Data shown =>
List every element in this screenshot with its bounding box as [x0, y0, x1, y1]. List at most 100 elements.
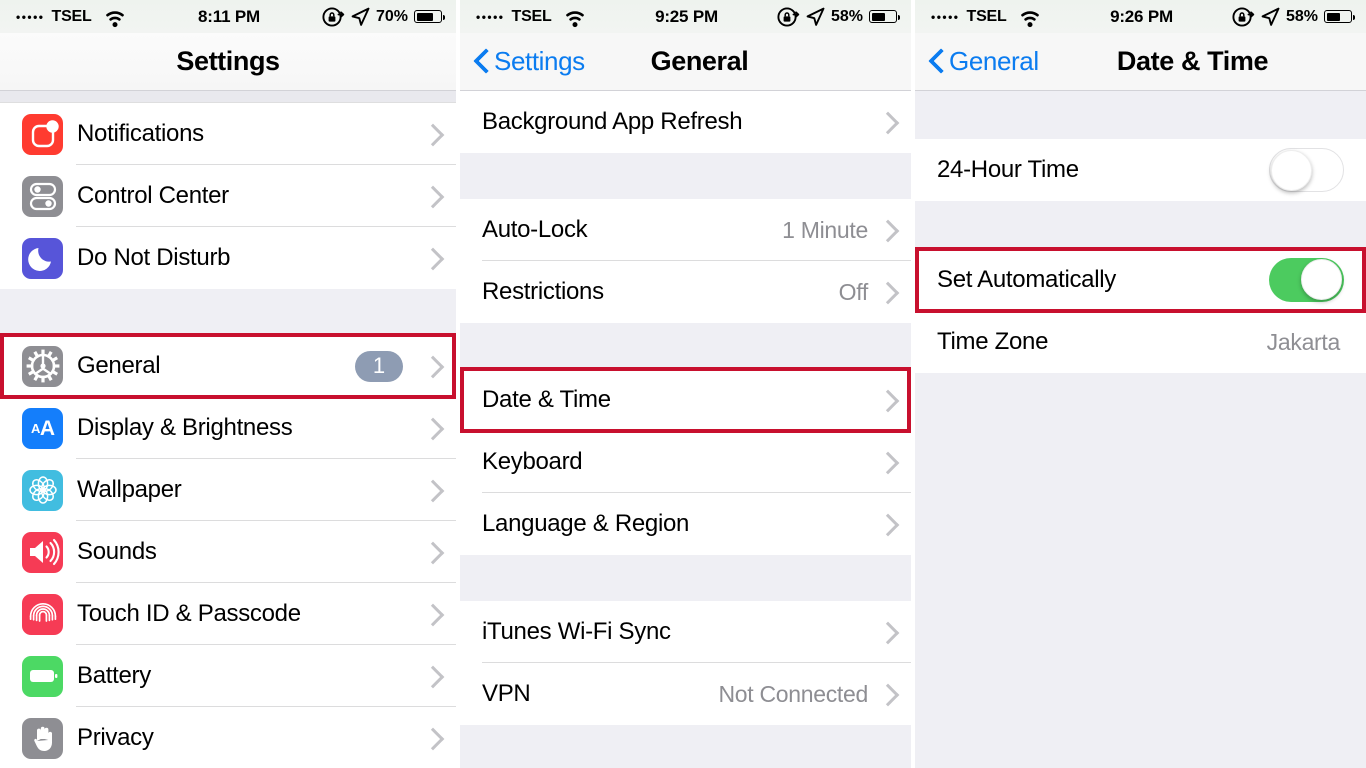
settings-list[interactable]: Notifications Control Center Do Not Distur… — [0, 91, 456, 768]
list-item-label: Do Not Disturb — [77, 244, 231, 271]
signal-dots-icon: ••••• — [16, 9, 45, 24]
chevron-right-icon — [425, 727, 438, 749]
chevron-right-icon — [425, 185, 438, 207]
battery-icon — [22, 655, 63, 697]
do-not-disturb-icon — [22, 237, 63, 279]
list-item[interactable]: Keyboard — [460, 431, 911, 493]
list-item-label: Battery — [77, 662, 151, 689]
list-item-label: Background App Refresh — [482, 108, 743, 135]
status-bar: ••••• TSEL 9:26 PM 58% — [915, 0, 1366, 33]
list-item[interactable]: 24-Hour Time — [915, 139, 1366, 201]
display-brightness-icon: AA — [22, 407, 63, 449]
list-item[interactable]: VPN Not Connected — [460, 663, 911, 725]
status-right: 58% — [1173, 6, 1356, 28]
list-item[interactable]: Date & Time — [460, 369, 911, 431]
settings-list[interactable]: Background App Refresh Auto-Lock 1 Minute R… — [460, 91, 911, 768]
list-item[interactable]: Restrictions Off — [460, 261, 911, 323]
list-item[interactable]: Language & Region — [460, 493, 911, 555]
chevron-right-icon — [425, 417, 438, 439]
list-item-label: Notifications — [77, 120, 204, 147]
settings-list[interactable]: 24-Hour Time Set Automatically Time Zone Ja… — [915, 91, 1366, 768]
list-section: Date & Time Keyboard Language & Region — [460, 369, 911, 555]
chevron-right-icon — [880, 451, 893, 473]
battery-percent: 58% — [830, 7, 864, 25]
battery-icon — [1324, 10, 1356, 23]
list-item-label: 24-Hour Time — [937, 156, 1079, 183]
group-gap — [915, 201, 1366, 249]
status-left: ••••• TSEL — [931, 7, 1110, 28]
list-item[interactable]: Auto-Lock 1 Minute — [460, 199, 911, 261]
list-section: General 1 A A Display & Brightness Wallpaper S… — [0, 335, 456, 768]
nav-bar: Settings — [0, 33, 456, 91]
battery-percent: 70% — [375, 7, 409, 25]
chevron-right-icon — [880, 513, 893, 535]
back-button[interactable]: General — [929, 46, 1039, 77]
wifi-icon — [1014, 10, 1039, 28]
list-item-label: Wallpaper — [77, 476, 182, 503]
list-section: Background App Refresh — [460, 91, 911, 153]
list-item[interactable]: iTunes Wi-Fi Sync — [460, 601, 911, 663]
list-item-label: General — [77, 352, 161, 379]
chevron-right-icon — [880, 621, 893, 643]
touch-id-icon — [22, 593, 63, 635]
list-item-label: Privacy — [77, 724, 154, 751]
list-item[interactable]: Do Not Disturb — [0, 227, 456, 289]
chevron-right-icon — [880, 389, 893, 411]
wifi-icon — [99, 10, 124, 28]
carrier-name: TSEL — [511, 7, 552, 25]
chevron-right-icon — [880, 683, 893, 705]
rotation-lock-icon — [1231, 6, 1255, 28]
wallpaper-icon — [22, 469, 63, 511]
rotation-lock-icon — [321, 6, 345, 28]
list-item-label: Restrictions — [482, 278, 604, 305]
list-item-value: 1 Minute — [782, 216, 868, 243]
wifi-icon — [559, 10, 584, 28]
list-item-label: VPN — [482, 680, 531, 707]
chevron-right-icon — [425, 665, 438, 687]
list-item[interactable]: Notifications — [0, 103, 456, 165]
notifications-icon — [22, 113, 63, 155]
list-item-label: Keyboard — [482, 448, 583, 475]
toggle-switch[interactable] — [1269, 258, 1344, 302]
list-section: iTunes Wi-Fi Sync VPN Not Connected — [460, 601, 911, 725]
chevron-left-icon — [474, 49, 488, 74]
carrier-name: TSEL — [966, 7, 1007, 25]
status-bar: ••••• TSEL 9:25 PM 58% — [460, 0, 911, 33]
list-item-value: Jakarta — [1266, 328, 1341, 355]
list-item[interactable]: Sounds — [0, 521, 456, 583]
list-item[interactable]: General 1 — [0, 335, 456, 397]
toggle-switch[interactable] — [1269, 148, 1344, 192]
list-item[interactable]: Set Automatically — [915, 249, 1366, 311]
location-arrow-icon — [1261, 7, 1280, 26]
sounds-icon — [22, 531, 63, 573]
list-item[interactable]: Wallpaper — [0, 459, 456, 521]
list-item[interactable]: Background App Refresh — [460, 91, 911, 153]
chevron-right-icon — [425, 541, 438, 563]
list-item[interactable]: Privacy — [0, 707, 456, 768]
list-item[interactable]: Battery — [0, 645, 456, 707]
status-clock: 8:11 PM — [198, 6, 260, 26]
group-gap — [460, 555, 911, 601]
group-gap — [0, 289, 456, 335]
back-button[interactable]: Settings — [474, 46, 585, 77]
signal-dots-icon: ••••• — [931, 9, 960, 24]
rotation-lock-icon — [776, 6, 800, 28]
list-item-label: Sounds — [77, 538, 157, 565]
list-top-band — [0, 91, 456, 103]
list-section: 24-Hour Time — [915, 139, 1366, 201]
list-item-value: Off — [838, 278, 869, 305]
chevron-right-icon — [425, 479, 438, 501]
list-item[interactable]: A A Display & Brightness — [0, 397, 456, 459]
list-item[interactable]: Touch ID & Passcode — [0, 583, 456, 645]
back-button-label: General — [949, 46, 1039, 76]
list-item-label: Touch ID & Passcode — [77, 600, 301, 627]
chevron-right-icon — [425, 603, 438, 625]
list-item[interactable]: Control Center — [0, 165, 456, 227]
list-item-label: iTunes Wi-Fi Sync — [482, 618, 671, 645]
list-item-label: Control Center — [77, 182, 229, 209]
toggle-knob — [1271, 150, 1312, 191]
status-clock: 9:26 PM — [1110, 6, 1173, 26]
list-item: Time Zone Jakarta — [915, 311, 1366, 373]
three-panel-screenshot: ••••• TSEL 8:11 PM 70% Settings Notifications… — [0, 0, 1366, 768]
battery-percent: 58% — [1285, 7, 1319, 25]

Short task => Repeat the stretch of the listing from the line containing "settings-list[interactable]: Notifications Control" through the line containing "battery-percent: 58% — [830, 7, 864, 25]", both ends included.

Correct result =>
settings-list[interactable]: Notifications Control Center Do Not Distur… — [0, 91, 456, 768]
list-item-label: Do Not Disturb — [77, 244, 231, 271]
signal-dots-icon: ••••• — [16, 9, 45, 24]
chevron-right-icon — [425, 727, 438, 749]
chevron-right-icon — [425, 185, 438, 207]
battery-icon — [22, 655, 63, 697]
do-not-disturb-icon — [22, 237, 63, 279]
list-item[interactable]: Keyboard — [460, 431, 911, 493]
list-item-label: Battery — [77, 662, 151, 689]
list-item-label: Background App Refresh — [482, 108, 743, 135]
status-bar: ••••• TSEL 9:26 PM 58% — [915, 0, 1366, 33]
list-item[interactable]: 24-Hour Time — [915, 139, 1366, 201]
display-brightness-icon: AA — [22, 407, 63, 449]
list-item[interactable]: VPN Not Connected — [460, 663, 911, 725]
status-right: 58% — [1173, 6, 1356, 28]
list-item[interactable]: Date & Time — [460, 369, 911, 431]
settings-list[interactable]: Background App Refresh Auto-Lock 1 Minute R… — [460, 91, 911, 768]
list-item[interactable]: Restrictions Off — [460, 261, 911, 323]
list-item[interactable]: Language & Region — [460, 493, 911, 555]
chevron-right-icon — [425, 417, 438, 439]
list-item-label: Notifications — [77, 120, 204, 147]
settings-list[interactable]: 24-Hour Time Set Automatically Time Zone Ja… — [915, 91, 1366, 768]
list-section: Date & Time Keyboard Language & Region — [460, 369, 911, 555]
chevron-right-icon — [880, 451, 893, 473]
battery-percent: 58% — [830, 7, 864, 25]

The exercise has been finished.